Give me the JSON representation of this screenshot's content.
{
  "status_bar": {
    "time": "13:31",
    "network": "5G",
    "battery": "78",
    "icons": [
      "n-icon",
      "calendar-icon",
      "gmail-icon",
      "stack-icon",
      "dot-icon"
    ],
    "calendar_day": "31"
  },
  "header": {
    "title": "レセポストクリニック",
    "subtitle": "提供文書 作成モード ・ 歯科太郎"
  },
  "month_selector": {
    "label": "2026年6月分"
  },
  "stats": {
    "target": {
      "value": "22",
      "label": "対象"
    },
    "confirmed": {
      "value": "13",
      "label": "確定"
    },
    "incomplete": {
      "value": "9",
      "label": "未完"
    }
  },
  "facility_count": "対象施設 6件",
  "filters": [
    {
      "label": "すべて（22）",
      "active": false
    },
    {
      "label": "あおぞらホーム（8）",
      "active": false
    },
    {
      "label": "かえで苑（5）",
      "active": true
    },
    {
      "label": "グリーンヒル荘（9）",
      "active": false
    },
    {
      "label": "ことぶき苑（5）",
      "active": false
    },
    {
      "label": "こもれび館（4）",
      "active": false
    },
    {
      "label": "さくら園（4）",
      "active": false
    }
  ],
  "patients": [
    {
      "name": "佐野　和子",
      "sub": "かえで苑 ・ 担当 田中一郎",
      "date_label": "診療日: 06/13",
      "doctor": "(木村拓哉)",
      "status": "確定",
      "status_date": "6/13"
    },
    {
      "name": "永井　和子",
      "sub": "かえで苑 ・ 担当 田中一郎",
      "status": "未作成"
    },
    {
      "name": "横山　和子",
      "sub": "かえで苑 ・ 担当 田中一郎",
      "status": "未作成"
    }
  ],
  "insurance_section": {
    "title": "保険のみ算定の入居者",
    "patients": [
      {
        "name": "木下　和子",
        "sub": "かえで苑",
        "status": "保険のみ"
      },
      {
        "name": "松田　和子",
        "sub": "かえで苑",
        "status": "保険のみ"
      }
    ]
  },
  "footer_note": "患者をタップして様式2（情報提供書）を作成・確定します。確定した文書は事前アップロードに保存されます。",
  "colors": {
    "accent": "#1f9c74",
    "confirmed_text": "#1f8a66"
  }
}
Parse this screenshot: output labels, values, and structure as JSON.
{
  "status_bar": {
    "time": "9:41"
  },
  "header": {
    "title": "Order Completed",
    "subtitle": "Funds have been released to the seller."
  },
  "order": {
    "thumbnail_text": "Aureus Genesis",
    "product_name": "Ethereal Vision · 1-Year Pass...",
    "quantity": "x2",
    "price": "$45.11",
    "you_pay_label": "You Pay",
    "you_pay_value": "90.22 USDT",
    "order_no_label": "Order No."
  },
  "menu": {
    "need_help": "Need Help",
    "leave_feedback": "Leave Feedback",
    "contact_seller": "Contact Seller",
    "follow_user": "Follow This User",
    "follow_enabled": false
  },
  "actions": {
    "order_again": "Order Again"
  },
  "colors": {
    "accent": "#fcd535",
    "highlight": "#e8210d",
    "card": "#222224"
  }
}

→ About this task:
When a line above contains the string "screenshot", copy that line.

→ Written solution:
Give me the JSON representation of this screenshot's content.
Parse this screenshot: output labels, values, and structure as JSON.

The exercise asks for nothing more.